▶ _What is being asked_
List the lines of this listing that hold the word "bonds".

>>>

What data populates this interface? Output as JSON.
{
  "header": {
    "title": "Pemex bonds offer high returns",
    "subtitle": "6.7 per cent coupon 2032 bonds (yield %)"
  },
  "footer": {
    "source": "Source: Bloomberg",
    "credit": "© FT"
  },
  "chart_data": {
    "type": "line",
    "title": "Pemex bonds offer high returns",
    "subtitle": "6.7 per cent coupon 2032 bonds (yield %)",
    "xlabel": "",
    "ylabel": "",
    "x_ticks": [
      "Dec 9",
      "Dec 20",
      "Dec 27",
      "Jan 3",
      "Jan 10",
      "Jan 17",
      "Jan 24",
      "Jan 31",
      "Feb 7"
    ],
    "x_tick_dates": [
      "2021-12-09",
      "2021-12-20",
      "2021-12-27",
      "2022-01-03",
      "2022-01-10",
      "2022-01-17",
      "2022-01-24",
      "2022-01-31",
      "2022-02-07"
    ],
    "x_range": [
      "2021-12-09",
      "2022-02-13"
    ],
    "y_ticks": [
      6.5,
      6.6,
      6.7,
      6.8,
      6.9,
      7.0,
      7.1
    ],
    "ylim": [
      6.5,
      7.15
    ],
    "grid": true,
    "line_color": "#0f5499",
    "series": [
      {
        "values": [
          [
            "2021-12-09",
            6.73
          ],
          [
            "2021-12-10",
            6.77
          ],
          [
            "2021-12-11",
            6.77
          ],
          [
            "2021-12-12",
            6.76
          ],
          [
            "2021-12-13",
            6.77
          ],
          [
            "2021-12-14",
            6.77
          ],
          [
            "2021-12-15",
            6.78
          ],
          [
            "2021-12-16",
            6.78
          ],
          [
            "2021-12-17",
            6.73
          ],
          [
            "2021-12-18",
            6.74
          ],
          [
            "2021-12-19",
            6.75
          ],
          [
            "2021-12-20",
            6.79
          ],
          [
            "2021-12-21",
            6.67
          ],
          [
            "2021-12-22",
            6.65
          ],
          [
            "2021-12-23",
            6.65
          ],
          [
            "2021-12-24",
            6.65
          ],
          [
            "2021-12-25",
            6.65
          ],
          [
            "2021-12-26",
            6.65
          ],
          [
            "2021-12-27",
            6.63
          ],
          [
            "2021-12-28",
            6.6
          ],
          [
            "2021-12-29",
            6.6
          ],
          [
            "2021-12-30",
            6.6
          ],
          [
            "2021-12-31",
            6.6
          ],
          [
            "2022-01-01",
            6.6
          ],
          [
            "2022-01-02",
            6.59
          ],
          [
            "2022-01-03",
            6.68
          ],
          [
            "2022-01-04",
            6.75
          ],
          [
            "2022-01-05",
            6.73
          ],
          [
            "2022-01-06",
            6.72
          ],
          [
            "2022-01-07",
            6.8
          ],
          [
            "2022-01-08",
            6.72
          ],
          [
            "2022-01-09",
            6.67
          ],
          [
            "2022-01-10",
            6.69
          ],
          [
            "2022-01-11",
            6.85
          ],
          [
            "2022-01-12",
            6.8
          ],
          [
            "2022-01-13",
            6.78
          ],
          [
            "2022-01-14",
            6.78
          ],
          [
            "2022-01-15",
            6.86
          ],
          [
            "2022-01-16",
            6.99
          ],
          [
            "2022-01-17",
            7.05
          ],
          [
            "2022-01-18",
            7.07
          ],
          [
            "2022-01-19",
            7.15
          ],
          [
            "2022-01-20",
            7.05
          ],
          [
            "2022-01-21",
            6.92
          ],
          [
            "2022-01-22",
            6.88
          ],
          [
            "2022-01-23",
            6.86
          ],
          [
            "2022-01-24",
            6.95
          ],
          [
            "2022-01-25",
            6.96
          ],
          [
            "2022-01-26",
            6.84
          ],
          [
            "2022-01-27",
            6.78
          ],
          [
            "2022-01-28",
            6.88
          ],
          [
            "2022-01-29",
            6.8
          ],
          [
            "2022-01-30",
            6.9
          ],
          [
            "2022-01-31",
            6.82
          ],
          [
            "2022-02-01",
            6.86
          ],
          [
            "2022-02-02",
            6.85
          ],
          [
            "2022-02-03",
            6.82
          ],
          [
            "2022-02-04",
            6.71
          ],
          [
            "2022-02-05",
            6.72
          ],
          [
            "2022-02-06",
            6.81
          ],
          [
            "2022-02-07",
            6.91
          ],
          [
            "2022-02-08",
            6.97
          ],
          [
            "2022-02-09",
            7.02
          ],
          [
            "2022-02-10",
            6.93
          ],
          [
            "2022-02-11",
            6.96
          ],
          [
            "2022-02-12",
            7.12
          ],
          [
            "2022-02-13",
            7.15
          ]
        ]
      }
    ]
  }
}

<<<

▶ _Task result_
    "title": "Pemex bonds offer high returns",
    "subtitle": "6.7 per cent coupon 2032 bonds (yield %)"
    "title": "Pemex bonds offer high returns",
    "subtitle": "6.7 per cent coupon 2032 bonds (yield %)",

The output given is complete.